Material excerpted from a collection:
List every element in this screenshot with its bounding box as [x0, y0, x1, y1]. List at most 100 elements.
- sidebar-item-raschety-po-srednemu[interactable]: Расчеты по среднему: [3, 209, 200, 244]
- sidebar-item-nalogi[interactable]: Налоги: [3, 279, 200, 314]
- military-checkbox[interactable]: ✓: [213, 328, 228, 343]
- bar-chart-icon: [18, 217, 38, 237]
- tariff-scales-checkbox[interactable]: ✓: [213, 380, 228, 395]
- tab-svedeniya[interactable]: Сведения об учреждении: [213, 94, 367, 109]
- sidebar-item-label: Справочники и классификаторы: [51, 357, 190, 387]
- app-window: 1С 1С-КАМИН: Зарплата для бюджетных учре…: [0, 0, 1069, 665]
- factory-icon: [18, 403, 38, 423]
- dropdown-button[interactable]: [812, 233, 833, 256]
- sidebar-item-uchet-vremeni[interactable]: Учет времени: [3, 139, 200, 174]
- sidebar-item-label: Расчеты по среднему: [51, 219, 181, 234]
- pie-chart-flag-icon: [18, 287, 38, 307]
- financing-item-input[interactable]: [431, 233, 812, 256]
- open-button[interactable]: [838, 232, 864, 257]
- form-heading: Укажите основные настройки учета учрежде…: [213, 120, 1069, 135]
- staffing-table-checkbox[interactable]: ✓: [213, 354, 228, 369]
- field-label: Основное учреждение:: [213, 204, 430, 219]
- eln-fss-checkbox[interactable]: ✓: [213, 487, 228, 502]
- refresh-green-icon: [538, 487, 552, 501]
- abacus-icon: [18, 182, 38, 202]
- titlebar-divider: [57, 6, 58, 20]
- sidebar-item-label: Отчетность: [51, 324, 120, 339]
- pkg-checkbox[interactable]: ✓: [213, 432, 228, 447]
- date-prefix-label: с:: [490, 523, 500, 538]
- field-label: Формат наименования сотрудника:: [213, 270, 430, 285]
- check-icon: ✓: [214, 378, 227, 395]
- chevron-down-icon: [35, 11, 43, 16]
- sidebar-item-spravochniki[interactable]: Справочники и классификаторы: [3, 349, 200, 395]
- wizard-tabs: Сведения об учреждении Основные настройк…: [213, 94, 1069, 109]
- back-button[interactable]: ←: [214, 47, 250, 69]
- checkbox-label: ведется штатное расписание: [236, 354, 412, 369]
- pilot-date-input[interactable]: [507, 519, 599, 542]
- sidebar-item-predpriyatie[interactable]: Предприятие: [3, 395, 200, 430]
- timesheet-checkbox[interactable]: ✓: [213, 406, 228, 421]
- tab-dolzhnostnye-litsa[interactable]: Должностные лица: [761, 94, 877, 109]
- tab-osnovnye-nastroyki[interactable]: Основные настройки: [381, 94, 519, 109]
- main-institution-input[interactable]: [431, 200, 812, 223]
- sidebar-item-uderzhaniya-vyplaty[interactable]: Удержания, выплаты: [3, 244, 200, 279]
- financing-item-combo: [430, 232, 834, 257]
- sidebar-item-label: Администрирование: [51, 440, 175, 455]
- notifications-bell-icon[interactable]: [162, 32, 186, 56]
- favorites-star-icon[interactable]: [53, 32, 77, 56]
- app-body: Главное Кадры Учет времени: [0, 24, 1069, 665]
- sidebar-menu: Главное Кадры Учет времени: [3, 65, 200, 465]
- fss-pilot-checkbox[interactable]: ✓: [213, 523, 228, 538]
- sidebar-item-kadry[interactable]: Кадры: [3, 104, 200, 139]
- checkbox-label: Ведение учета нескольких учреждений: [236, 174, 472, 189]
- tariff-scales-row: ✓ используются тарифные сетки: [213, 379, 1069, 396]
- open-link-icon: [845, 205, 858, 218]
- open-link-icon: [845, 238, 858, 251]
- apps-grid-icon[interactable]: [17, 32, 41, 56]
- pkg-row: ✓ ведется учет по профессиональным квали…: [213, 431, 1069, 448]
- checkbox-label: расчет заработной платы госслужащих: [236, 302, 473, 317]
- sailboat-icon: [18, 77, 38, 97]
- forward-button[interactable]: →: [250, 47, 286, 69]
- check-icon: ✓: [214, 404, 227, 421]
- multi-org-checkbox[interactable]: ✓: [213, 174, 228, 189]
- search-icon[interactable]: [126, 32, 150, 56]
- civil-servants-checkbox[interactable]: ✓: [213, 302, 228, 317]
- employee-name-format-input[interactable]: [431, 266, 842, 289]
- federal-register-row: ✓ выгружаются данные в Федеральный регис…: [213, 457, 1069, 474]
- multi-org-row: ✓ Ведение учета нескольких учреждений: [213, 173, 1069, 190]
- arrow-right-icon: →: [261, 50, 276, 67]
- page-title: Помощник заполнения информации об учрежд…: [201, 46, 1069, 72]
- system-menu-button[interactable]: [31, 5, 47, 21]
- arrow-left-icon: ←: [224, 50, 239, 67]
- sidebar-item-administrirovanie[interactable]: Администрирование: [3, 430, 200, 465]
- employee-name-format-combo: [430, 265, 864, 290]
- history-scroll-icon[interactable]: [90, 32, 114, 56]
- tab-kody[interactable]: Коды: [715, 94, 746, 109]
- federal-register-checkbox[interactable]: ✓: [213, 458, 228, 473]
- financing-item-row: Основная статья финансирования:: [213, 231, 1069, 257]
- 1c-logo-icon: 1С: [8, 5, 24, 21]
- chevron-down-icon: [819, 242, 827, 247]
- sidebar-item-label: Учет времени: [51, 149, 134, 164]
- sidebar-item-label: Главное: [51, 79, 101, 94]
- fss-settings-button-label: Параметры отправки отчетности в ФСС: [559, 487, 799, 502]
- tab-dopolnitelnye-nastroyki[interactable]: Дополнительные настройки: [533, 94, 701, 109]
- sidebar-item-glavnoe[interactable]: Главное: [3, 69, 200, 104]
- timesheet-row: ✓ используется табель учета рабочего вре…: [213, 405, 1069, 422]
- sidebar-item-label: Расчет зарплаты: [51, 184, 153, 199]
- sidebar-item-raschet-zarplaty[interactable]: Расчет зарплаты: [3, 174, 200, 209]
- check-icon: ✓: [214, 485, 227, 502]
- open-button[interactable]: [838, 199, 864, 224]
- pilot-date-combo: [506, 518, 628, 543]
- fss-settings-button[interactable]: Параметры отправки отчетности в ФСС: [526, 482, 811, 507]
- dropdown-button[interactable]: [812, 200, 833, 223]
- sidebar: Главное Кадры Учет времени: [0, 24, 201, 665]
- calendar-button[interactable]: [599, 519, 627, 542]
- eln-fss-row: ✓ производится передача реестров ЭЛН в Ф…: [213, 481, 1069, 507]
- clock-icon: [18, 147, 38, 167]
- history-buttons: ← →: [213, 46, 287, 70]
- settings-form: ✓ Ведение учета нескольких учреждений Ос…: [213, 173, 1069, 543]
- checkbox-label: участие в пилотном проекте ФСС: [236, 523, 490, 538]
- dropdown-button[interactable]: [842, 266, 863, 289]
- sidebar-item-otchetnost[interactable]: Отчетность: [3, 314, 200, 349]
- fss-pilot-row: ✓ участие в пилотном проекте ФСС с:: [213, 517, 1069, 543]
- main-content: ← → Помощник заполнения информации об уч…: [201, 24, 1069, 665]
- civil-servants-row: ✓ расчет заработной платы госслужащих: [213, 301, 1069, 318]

What to do:
Format every line of the material above as a Markdown table with two columns, "Row" for a running number and "Line" for the line itself, leaving out blank lines.

Correct response:
| Row | Line |
|---|---|
| 1 | List every element in this screenshot with its bounding box as [x0, y0, x1, y1]. List at most 100 elements. |
| 2 | - sidebar-item-raschety-po-srednemu[interactable]: Расчеты по среднему: [3, 209, 200, 244] |
| 3 | - sidebar-item-nalogi[interactable]: Налоги: [3, 279, 200, 314] |
| 4 | - military-checkbox[interactable]: ✓: [213, 328, 228, 343] |
| 5 | - bar-chart-icon: [18, 217, 38, 237] |
| 6 | - tariff-scales-checkbox[interactable]: ✓: [213, 380, 228, 395] |
| 7 | - tab-svedeniya[interactable]: Сведения об учреждении: [213, 94, 367, 109] |
| 8 | - sidebar-item-label: Справочники и классификаторы: [51, 357, 190, 387] |
| 9 | - app-window: 1С 1С-КАМИН: Зарплата для бюджетных учре…: [0, 0, 1069, 665] |
| 10 | - factory-icon: [18, 403, 38, 423] |
| 11 | - dropdown-button[interactable]: [812, 233, 833, 256] |
| 12 | - sidebar-item-uchet-vremeni[interactable]: Учет времени: [3, 139, 200, 174] |
| 13 | - sidebar-item-label: Расчеты по среднему: [51, 219, 181, 234] |
| 14 | - pie-chart-flag-icon: [18, 287, 38, 307] |
| 15 | - financing-item-input[interactable]: [431, 233, 812, 256] |
| 16 | - open-button[interactable]: [838, 232, 864, 257] |
| 17 | - form-heading: Укажите основные настройки учета учрежде…: [213, 120, 1069, 135] |
| 18 | - staffing-table-checkbox[interactable]: ✓: [213, 354, 228, 369] |
| 19 | - field-label: Основное учреждение:: [213, 204, 430, 219] |
| 20 | - eln-fss-checkbox[interactable]: ✓: [213, 487, 228, 502] |
| 21 | - refresh-green-icon: [538, 487, 552, 501] |
| 22 | - abacus-icon: [18, 182, 38, 202] |
| 23 | - titlebar-divider: [57, 6, 58, 20] |
| 24 | - sidebar-item-label: Отчетность: [51, 324, 120, 339] |
| 25 | - pkg-checkbox[interactable]: ✓: [213, 432, 228, 447] |
| 26 | - date-prefix-label: с:: [490, 523, 500, 538] |
| 27 | - field-label: Формат наименования сотрудника:: [213, 270, 430, 285] |
| 28 | - check-icon: ✓: [214, 378, 227, 395] |
| 29 | - chevron-down-icon: [35, 11, 43, 16] |
| 30 | - sidebar-item-spravochniki[interactable]: Справочники и классификаторы: [3, 349, 200, 395] |
| 31 | - wizard-tabs: Сведения об учреждении Основные настройк…: [213, 94, 1069, 109] |
| 32 | - back-button[interactable]: ←: [214, 47, 250, 69] |
| 33 | - checkbox-label: ведется штатное расписание: [236, 354, 412, 369] |
| 34 | - pilot-date-input[interactable]: [507, 519, 599, 542] |
| 35 | - sidebar-item-predpriyatie[interactable]: Предприятие: [3, 395, 200, 430] |
| 36 | - timesheet-checkbox[interactable]: ✓: [213, 406, 228, 421] |
| 37 | - tab-dolzhnostnye-litsa[interactable]: Должностные лица: [761, 94, 877, 109] |
| 38 | - tab-osnovnye-nastroyki[interactable]: Основные настройки: [381, 94, 519, 109] |
| 39 | - main-institution-input[interactable]: [431, 200, 812, 223] |
| 40 | - sidebar-item-uderzhaniya-vyplaty[interactable]: Удержания, выплаты: [3, 244, 200, 279] |
| 41 | - financing-item-combo: [430, 232, 834, 257] |
| 42 | - sidebar-item-label: Администрирование: [51, 440, 175, 455] |
| 43 | - notifications-bell-icon[interactable]: [162, 32, 186, 56] |
| 44 | - favorites-star-icon[interactable]: [53, 32, 77, 56] |
| 45 | - app-body: Главное Кадры Учет времени: [0, 24, 1069, 665] |
| 46 | - sidebar-menu: Главное Кадры Учет времени: [3, 65, 200, 465] |
| 47 | - fss-pilot-checkbox[interactable]: ✓: [213, 523, 228, 538] |
| 48 | - sidebar-item-kadry[interactable]: Кадры: [3, 104, 200, 139] |
| 49 | - checkbox-label: Ведение учета нескольких учреждений: [236, 174, 472, 189] |
| 50 | - tariff-scales-row: ✓ используются тарифные сетки: [213, 379, 1069, 396] |
| 51 | - open-link-icon: [845, 205, 858, 218] |
| 52 | - open-link-icon: [845, 238, 858, 251] |
| 53 | - apps-grid-icon[interactable]: [17, 32, 41, 56] |
| 54 | - pkg-row: ✓ ведется учет по профессиональным квали…: [213, 431, 1069, 448] |
| 55 | - checkbox-label: расчет заработной платы госслужащих: [236, 302, 473, 317] |
| 56 | - sailboat-icon: [18, 77, 38, 97] |
| 57 | - forward-button[interactable]: →: [250, 47, 286, 69] |
| 58 | - check-icon: ✓: [214, 404, 227, 421] |
| 59 | - multi-org-checkbox[interactable]: ✓: [213, 174, 228, 189] |
| 60 | - search-icon[interactable]: [126, 32, 150, 56] |
| 61 | - civil-servants-checkbox[interactable]: ✓: [213, 302, 228, 317] |
| 62 | - employee-name-format-input[interactable]: [431, 266, 842, 289] |
| 63 | - federal-register-row: ✓ выгружаются данные в Федеральный регис…: [213, 457, 1069, 474] |
| 64 | - multi-org-row: ✓ Ведение учета нескольких учреждений: [213, 173, 1069, 190] |
| 65 | - arrow-right-icon: →: [261, 50, 276, 67] |
| 66 | - page-title: Помощник заполнения информации об учрежд…: [201, 46, 1069, 72] |
| 67 | - system-menu-button[interactable]: [31, 5, 47, 21] |
| 68 | - arrow-left-icon: ←: [224, 50, 239, 67] |
| 69 | - sidebar-item-administrirovanie[interactable]: Администрирование: [3, 430, 200, 465] |
| 70 | - employee-name-format-combo: [430, 265, 864, 290] |
| 71 | - history-scroll-icon[interactable]: [90, 32, 114, 56] |
| 72 | - tab-kody[interactable]: Коды: [715, 94, 746, 109] |
| 73 | - federal-register-checkbox[interactable]: ✓: [213, 458, 228, 473] |
| 74 | - financing-item-row: Основная статья финансирования:: [213, 231, 1069, 257] |
| 75 | - 1c-logo-icon: 1С: [8, 5, 24, 21] |
| 76 | - chevron-down-icon: [819, 242, 827, 247] |
| 77 | - sidebar-item-label: Учет времени: [51, 149, 134, 164] |
| 78 | - sidebar-item-label: Главное: [51, 79, 101, 94] |
| 79 | - fss-settings-button-label: Параметры отправки отчетности в ФСС: [559, 487, 799, 502] |
| 80 | - tab-dopolnitelnye-nastroyki[interactable]: Дополнительные настройки: [533, 94, 701, 109] |
| 81 | - sidebar-item-glavnoe[interactable]: Главное: [3, 69, 200, 104] |
| 82 | - timesheet-row: ✓ используется табель учета рабочего вре…: [213, 405, 1069, 422] |
| 83 | - sidebar-item-label: Расчет зарплаты: [51, 184, 153, 199] |
| 84 | - sidebar-item-raschet-zarplaty[interactable]: Расчет зарплаты: [3, 174, 200, 209] |
| 85 | - check-icon: ✓: [214, 485, 227, 502] |
| 86 | - open-button[interactable]: [838, 199, 864, 224] |
| 87 | - pilot-date-combo: [506, 518, 628, 543] |
| 88 | - fss-settings-button[interactable]: Параметры отправки отчетности в ФСС: [526, 482, 811, 507] |
| 89 | - dropdown-button[interactable]: [812, 200, 833, 223] |
| 90 | - sidebar: Главное Кадры Учет времени: [0, 24, 201, 665] |
| 91 | - calendar-button[interactable]: [599, 519, 627, 542] |
| 92 | - eln-fss-row: ✓ производится передача реестров ЭЛН в Ф…: [213, 481, 1069, 507] |
| 93 | - clock-icon: [18, 147, 38, 167] |
| 94 | - history-buttons: ← →: [213, 46, 287, 70] |
| 95 | - settings-form: ✓ Ведение учета нескольких учреждений Ос…: [213, 173, 1069, 543] |
| 96 | - checkbox-label: участие в пилотном проекте ФСС: [236, 523, 490, 538] |
| 97 | - dropdown-button[interactable]: [842, 266, 863, 289] |
| 98 | - sidebar-item-otchetnost[interactable]: Отчетность: [3, 314, 200, 349] |
| 99 | - fss-pilot-row: ✓ участие в пилотном проекте ФСС с:: [213, 517, 1069, 543] |
| 100 | - main-content: ← → Помощник заполнения информации об уч…: [201, 24, 1069, 665] |
| 101 | - civil-servants-row: ✓ расчет заработной платы госслужащих: [213, 301, 1069, 318] |